Consignes.
a: Selon le texte sur l'analgésie du sujet âgé, quel produit est privilégié pendant l'intervention ?
b: Recopiez le texte sur l'analgésie du sujet âgé en commençant par « Dans le domaine » et en poursuivant jusqu'à « est volontiers perturbée. », en substituant « sufentanil » à « rémifentanil ».

Texte proposé.

========

Conséquence du vieillissement de la population : on assiste à un glissement des indications chirurgicales vers les âges extrêmes, des patients parfois très âgés, sont opérés alors qu’il y a quelques années, ils auraient été récusés. Cette situation nous impose d’adapter les stratégies analgésiques à cette population souvent très âgée et parfois centenaire.
Dans le domaine de l’analgésie chirurgicale, la littérature plaide pour une réduction significative des doses, qui sont par exemple divisées par deux pour les morphiniques puissants au-delà de 65 ou 70 ans, une injection plus lente des produits et un monitorage étroit. « Nous sommes dans une démarche de titration, en évitant le double écueil du surdosage en morphinique et du sous-traitement », souligne le Pr Frédéric Aubrun. Pendant l’intervention, le rémifentanil est privilégié du fait de son effet on-off et de l’absence de risque d’accumulation, paramètre important chez le sujet âgé dont la fonction rénale est volontiers perturbée.

========

(Données extraites)
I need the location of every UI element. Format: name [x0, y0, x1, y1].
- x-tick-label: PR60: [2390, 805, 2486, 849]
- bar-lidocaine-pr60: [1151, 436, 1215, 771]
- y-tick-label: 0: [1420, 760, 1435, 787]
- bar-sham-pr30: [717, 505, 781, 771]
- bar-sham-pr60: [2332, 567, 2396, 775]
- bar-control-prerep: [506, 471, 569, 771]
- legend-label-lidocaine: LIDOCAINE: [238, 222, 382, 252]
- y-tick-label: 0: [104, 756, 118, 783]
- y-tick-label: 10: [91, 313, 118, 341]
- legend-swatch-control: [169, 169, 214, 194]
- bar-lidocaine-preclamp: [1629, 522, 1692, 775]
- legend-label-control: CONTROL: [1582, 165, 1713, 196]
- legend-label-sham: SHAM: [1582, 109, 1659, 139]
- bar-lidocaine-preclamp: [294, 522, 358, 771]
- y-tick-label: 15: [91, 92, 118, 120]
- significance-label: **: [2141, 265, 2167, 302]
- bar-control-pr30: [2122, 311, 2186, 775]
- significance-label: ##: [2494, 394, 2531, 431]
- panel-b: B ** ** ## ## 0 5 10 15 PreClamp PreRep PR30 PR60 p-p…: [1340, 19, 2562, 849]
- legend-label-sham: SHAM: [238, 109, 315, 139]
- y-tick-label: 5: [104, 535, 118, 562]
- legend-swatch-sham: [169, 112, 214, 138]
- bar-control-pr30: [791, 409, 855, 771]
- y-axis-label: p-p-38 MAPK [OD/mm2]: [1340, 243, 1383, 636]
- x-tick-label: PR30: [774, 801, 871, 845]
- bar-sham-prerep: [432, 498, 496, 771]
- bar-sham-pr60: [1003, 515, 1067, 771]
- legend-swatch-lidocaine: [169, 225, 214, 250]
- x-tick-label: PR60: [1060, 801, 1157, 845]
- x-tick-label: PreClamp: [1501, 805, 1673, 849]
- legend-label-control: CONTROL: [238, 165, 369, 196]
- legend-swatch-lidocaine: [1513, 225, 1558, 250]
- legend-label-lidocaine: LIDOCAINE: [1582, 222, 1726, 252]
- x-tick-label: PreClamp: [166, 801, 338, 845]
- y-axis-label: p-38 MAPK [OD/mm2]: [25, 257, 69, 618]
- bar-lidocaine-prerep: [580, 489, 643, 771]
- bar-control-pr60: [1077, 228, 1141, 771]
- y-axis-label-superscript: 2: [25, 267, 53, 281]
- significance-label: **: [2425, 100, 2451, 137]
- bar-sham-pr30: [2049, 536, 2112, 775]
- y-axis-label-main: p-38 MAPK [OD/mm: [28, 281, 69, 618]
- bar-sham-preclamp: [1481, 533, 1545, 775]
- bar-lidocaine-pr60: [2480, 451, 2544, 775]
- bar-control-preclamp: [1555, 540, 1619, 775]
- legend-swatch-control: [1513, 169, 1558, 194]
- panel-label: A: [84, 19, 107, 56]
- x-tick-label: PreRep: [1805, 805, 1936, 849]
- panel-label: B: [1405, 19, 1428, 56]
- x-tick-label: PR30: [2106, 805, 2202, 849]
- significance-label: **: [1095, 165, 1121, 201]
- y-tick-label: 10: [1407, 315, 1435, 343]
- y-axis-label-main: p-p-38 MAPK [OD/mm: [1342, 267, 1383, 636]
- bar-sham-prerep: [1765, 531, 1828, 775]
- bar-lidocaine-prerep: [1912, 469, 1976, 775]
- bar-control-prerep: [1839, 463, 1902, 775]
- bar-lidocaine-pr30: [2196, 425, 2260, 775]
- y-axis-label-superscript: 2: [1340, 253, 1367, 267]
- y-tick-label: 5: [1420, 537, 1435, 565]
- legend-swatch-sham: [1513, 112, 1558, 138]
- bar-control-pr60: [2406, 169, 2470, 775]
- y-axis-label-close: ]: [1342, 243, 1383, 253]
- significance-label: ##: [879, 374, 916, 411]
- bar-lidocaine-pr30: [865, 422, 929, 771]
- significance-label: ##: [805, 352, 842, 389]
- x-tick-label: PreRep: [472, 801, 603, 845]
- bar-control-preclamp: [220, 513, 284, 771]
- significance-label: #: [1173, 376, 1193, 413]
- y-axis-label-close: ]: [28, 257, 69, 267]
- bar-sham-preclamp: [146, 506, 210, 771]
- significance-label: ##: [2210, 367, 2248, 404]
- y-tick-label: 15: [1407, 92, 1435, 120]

========

Corrigé des exercices.
a: Le rémifentanil.

b:
Dans le domaine de l’analgésie chirurgicale, la littérature plaide pour une réduction significative des doses, qui sont par exemple divisées par deux pour les morphiniques puissants au-delà de 65 ou 70 ans, une injection plus lente des produits et un monitorage étroit. « Nous sommes dans une démarche de titration, en évitant le double écueil du surdosage en morphinique et du sous-traitement », souligne le Pr Frédéric Aubrun. Pendant l’intervention, le sufentanil est privilégié du fait de son effet on-off et de l’absence de risque d’accumulation, paramètre important chez le sujet âgé dont la fonction rénale est volontiers perturbée.